══ Selected text ══

The one exception, Campbell v. United States Dist. Ct, 501 F.2d 1% (9th Cir. 1974), remains relevant because the legislative history of the 1976 Federal Magistrate Act amendments quoted Campbell tor the proposition that if "neither party contests the magistrate's proposed findings of fact, the court may assume their correctness and decide the motion on the applicable law." See Thomas, 474 U.S. at 150, n. 9, 106 S.Ct. 466.2 The petitioner in Thomas argued that this quote from the legislative history evidenced Congressional intent to require de novo review of a magistrate's legal conclusions. Id,

The Supreme Court disagreed and found that the quoted language from Campbell "was part of a longer quotation setting a de novo review standard when objections are filed.... We believe, therefore, that the House Report used the language from Campbell only to support a de novo standard upon the filing of objections and not for any other proposition." Id. (emphasis added). Thus, as interpreted by the Supreme Court, Campbell does not provide Ninth Circuit guidance on the need for review of unobjected-to magistrate recommendations.

The Ninth Circuit next considered the issue of objections to a magistrate's recommendations in McCall v. Andrus, 628 F.2d 1185 (9th Cir.1980). There, the Ninth Circuit noted that the plaintiff was "barred from raising this issue because he failed to object to the magistrate's recommendation that the trial court find that there was substantial evidence in the record to support the Board's decision." Id. at 1189. The court of appeals only addressed appellate review, however, and did not offer citation or analysis for its statement. Moreover, the court of appeals proceeded to address and reject the merits of plaintiffs contested legal issue. Id. McCall, therefore, is not helpful in determining the correct procedure to be employed by the district court in evaluating a magistrate's unobjected-to recommendations.

═══
══ Extracted information ══

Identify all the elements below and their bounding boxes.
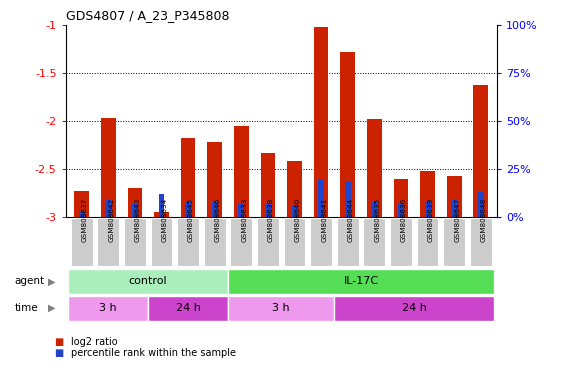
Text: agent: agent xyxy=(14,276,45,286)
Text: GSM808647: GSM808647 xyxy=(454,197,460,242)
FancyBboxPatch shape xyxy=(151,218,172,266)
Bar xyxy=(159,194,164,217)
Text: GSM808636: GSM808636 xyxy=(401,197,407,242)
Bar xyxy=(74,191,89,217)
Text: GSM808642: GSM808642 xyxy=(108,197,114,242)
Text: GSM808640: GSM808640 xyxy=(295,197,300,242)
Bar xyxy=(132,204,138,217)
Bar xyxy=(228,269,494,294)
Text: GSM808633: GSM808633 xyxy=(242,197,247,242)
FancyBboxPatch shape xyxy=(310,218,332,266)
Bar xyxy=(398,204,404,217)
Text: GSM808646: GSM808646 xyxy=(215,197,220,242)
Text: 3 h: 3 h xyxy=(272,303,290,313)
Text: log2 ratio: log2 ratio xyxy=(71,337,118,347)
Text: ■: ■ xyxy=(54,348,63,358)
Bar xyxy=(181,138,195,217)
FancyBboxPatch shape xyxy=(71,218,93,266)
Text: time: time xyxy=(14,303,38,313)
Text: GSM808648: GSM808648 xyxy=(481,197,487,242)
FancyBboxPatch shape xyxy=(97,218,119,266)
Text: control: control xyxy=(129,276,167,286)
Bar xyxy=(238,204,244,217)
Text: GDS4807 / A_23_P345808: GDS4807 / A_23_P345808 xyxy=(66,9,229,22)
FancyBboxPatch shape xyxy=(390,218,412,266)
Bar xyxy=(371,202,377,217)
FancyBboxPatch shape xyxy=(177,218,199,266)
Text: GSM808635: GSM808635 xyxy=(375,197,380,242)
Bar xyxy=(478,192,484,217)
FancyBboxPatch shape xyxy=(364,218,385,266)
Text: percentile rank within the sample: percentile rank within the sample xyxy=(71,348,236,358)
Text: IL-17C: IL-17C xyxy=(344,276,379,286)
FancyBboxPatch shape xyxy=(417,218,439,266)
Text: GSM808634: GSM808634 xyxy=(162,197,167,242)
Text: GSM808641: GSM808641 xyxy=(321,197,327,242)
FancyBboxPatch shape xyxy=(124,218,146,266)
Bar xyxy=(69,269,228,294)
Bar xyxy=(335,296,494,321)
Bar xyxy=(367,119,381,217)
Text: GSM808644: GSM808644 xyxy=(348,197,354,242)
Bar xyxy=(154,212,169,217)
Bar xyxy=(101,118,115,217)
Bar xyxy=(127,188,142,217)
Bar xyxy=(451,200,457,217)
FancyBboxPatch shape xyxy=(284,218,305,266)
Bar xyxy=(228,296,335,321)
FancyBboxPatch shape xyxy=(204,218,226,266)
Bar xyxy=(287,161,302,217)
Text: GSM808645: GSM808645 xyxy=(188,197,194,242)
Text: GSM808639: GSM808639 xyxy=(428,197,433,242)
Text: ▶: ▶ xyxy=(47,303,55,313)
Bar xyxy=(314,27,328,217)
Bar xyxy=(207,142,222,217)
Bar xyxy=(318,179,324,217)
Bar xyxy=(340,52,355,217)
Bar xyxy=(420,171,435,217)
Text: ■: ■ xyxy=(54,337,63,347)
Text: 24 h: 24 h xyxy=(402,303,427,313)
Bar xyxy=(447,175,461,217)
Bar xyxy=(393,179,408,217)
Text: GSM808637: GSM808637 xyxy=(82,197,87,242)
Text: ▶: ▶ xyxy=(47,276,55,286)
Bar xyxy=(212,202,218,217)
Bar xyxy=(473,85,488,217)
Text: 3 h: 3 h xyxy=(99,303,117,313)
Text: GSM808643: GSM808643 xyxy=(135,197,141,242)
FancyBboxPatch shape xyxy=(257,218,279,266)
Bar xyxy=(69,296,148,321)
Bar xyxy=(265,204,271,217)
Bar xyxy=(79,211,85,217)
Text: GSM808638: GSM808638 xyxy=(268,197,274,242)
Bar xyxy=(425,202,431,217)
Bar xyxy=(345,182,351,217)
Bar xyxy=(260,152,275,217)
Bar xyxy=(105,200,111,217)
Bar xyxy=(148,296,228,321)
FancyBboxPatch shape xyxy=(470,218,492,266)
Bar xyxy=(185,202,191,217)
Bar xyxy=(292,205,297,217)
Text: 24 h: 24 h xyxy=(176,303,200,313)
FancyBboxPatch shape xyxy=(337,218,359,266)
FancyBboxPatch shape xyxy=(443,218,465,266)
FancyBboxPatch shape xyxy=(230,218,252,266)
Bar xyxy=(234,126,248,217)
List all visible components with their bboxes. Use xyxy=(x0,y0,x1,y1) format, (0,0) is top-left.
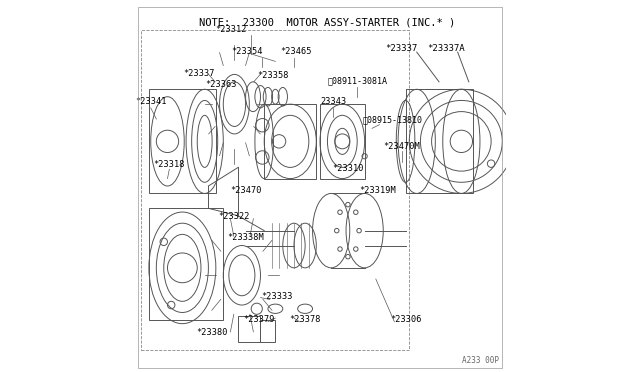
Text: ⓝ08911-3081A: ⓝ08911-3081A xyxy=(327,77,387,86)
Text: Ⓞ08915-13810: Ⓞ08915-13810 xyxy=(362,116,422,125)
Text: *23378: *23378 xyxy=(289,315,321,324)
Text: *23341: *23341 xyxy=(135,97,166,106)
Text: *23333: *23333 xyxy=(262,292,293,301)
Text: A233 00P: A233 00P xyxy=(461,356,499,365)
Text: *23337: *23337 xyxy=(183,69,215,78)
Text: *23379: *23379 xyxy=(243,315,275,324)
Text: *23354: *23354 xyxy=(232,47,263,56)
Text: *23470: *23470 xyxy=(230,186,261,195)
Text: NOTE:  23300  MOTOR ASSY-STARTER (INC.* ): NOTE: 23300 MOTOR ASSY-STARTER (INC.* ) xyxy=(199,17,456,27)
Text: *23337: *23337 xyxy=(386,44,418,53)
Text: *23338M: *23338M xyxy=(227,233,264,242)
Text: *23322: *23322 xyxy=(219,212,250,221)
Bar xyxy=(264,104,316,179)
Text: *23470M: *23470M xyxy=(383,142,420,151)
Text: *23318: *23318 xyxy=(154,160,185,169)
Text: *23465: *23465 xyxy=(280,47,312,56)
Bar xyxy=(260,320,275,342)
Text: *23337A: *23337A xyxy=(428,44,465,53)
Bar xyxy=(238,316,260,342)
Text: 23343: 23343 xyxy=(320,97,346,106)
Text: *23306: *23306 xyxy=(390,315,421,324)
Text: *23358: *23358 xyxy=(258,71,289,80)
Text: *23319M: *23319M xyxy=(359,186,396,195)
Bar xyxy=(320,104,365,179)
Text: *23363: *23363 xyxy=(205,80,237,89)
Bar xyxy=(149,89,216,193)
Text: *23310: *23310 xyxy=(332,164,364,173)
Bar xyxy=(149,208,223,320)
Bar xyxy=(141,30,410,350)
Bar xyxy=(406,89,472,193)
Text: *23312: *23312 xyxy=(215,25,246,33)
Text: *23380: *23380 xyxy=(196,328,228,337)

═══

### Required tasks
- a) Answer these questions from the passage on review of magistrate recommendations:
(i) In what year was McCall v. Andrus decided?
(ii) What did the petitioner in Thomas argue the quote from the legislative history evidenced?
(iii) According to the Supreme Court, the House Report used the language from Campbell only to support what?
- b) Reproduce the passage on magistrate recommendations word for word, from "The Supreme Court disagreed" to "unobjected-to magistrate recommendations.".

### Outputs
- a)
(i) 1980.
(ii) Congressional intent to require de novo review of a magistrate's legal conclusions.
(iii) A de novo standard upon the filing of objections.

- b)
The Supreme Court disagreed and found that the quoted language from Campbell "was part of a longer quotation setting a de novo review standard when objections are filed.... We believe, therefore, that the House Report used the language from Campbell only to support a de novo standard upon the filing of objections and not for any other proposition." Id. (emphasis added). Thus, as interpreted by the Supreme Court, Campbell does not provide Ninth Circuit guidance on the need for review of unobjected-to magistrate recommendations.